** Start of Recorded data **

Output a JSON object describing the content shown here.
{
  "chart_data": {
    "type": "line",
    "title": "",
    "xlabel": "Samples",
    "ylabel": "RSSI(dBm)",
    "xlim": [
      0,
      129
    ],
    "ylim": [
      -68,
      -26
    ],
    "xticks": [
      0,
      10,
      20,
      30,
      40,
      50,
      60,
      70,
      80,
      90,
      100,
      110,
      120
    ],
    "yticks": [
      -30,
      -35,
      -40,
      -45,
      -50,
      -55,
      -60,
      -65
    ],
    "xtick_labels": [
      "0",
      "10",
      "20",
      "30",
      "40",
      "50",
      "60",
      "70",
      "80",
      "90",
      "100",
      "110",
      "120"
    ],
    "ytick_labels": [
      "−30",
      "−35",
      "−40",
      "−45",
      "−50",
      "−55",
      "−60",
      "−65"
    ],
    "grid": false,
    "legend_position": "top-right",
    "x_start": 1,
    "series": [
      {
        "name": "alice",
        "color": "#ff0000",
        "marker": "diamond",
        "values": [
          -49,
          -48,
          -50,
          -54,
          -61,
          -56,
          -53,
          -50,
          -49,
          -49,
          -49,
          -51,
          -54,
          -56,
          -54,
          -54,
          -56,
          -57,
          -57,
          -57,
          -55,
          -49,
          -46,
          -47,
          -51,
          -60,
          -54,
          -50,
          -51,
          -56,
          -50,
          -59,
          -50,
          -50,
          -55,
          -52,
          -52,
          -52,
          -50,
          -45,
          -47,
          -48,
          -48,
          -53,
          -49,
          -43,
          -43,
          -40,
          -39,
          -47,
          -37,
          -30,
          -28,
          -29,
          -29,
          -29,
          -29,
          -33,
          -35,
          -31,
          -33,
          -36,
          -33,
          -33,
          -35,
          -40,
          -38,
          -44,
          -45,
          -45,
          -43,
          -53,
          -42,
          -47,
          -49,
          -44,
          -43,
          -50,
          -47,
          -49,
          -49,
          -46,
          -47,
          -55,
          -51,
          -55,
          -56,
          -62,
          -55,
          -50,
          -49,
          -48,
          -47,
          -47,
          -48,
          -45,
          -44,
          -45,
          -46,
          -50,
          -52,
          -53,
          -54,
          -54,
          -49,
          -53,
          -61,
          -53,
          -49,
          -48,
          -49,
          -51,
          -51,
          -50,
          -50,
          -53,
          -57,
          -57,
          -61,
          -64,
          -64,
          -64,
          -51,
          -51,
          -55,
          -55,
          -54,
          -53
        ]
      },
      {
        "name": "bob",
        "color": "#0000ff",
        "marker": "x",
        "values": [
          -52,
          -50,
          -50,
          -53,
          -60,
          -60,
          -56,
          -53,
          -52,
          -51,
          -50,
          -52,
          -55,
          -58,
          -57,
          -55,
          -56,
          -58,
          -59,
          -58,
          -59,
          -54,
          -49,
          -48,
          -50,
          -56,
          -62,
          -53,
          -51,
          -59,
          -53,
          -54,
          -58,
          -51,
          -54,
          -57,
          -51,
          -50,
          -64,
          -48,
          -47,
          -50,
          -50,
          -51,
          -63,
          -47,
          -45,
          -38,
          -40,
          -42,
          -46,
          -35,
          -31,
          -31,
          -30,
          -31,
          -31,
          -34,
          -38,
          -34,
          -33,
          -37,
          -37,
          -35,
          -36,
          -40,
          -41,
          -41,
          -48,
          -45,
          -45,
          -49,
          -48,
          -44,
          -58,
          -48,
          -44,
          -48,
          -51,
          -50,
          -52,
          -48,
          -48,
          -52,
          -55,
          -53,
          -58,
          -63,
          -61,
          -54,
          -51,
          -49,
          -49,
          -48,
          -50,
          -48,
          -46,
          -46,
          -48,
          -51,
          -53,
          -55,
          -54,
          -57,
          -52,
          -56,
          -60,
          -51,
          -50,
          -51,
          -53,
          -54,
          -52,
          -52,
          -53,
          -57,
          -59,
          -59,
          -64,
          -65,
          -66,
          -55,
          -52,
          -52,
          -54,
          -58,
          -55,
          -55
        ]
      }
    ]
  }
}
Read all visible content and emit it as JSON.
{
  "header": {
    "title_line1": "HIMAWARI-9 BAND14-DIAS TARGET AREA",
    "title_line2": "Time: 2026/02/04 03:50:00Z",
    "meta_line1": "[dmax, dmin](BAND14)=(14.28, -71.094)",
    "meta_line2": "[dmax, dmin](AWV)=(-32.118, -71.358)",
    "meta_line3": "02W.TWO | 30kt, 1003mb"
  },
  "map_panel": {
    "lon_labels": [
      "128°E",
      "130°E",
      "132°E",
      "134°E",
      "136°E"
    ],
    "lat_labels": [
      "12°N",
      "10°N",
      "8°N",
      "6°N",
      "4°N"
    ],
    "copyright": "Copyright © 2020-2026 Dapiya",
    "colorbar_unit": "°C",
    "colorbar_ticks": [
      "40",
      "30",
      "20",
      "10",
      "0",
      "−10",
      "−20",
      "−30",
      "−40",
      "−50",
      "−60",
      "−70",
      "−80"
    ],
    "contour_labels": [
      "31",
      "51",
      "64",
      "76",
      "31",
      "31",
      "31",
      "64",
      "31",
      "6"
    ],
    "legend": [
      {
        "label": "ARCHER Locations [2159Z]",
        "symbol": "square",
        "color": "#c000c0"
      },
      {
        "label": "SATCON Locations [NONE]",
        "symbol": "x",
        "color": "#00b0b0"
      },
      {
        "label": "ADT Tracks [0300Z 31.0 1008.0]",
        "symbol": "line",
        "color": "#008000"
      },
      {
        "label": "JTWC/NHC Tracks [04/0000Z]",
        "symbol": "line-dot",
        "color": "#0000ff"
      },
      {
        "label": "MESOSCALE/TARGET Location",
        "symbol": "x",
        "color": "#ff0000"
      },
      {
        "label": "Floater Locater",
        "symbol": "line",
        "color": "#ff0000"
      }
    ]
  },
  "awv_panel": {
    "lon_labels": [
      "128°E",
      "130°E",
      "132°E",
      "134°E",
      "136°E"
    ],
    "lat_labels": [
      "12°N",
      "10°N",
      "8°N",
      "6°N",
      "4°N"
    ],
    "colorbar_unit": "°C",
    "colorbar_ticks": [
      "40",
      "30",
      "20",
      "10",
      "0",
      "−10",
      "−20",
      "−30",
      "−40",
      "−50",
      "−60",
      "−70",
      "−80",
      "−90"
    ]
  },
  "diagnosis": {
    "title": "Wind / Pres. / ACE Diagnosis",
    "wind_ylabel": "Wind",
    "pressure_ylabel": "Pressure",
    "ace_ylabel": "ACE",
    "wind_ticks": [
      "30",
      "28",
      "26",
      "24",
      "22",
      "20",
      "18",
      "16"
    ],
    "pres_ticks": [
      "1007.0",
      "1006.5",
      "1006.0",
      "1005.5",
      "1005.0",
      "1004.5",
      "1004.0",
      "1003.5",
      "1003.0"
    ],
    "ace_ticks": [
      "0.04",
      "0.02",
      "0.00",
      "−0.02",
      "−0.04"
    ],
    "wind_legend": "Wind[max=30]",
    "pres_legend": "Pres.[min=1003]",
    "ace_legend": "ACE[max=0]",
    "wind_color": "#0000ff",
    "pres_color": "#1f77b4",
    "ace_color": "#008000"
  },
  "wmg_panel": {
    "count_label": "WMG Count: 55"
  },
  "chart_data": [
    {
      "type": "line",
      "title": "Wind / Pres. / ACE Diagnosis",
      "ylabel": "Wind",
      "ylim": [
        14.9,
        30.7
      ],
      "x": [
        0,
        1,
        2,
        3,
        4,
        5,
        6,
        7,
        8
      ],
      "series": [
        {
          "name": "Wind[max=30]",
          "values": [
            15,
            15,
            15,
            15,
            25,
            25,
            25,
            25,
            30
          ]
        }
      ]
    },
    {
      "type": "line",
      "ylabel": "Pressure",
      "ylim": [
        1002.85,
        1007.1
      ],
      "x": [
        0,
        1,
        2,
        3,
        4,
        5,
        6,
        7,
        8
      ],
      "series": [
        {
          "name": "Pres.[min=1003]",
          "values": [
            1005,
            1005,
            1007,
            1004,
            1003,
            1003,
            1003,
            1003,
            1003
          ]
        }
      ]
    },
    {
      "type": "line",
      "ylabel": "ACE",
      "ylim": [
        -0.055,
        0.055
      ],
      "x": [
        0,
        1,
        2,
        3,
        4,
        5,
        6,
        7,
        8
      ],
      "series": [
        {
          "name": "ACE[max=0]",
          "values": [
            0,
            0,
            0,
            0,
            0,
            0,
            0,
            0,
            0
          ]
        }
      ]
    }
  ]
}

** End of Recorded data **

• **Exercise aim**
Return every line above in which the string "TARGET" occurs.

• **The completed task**
    "title_line1": "HIMAWARI-9 BAND14-DIAS TARGET AREA",
        "label": "MESOSCALE/TARGET Location",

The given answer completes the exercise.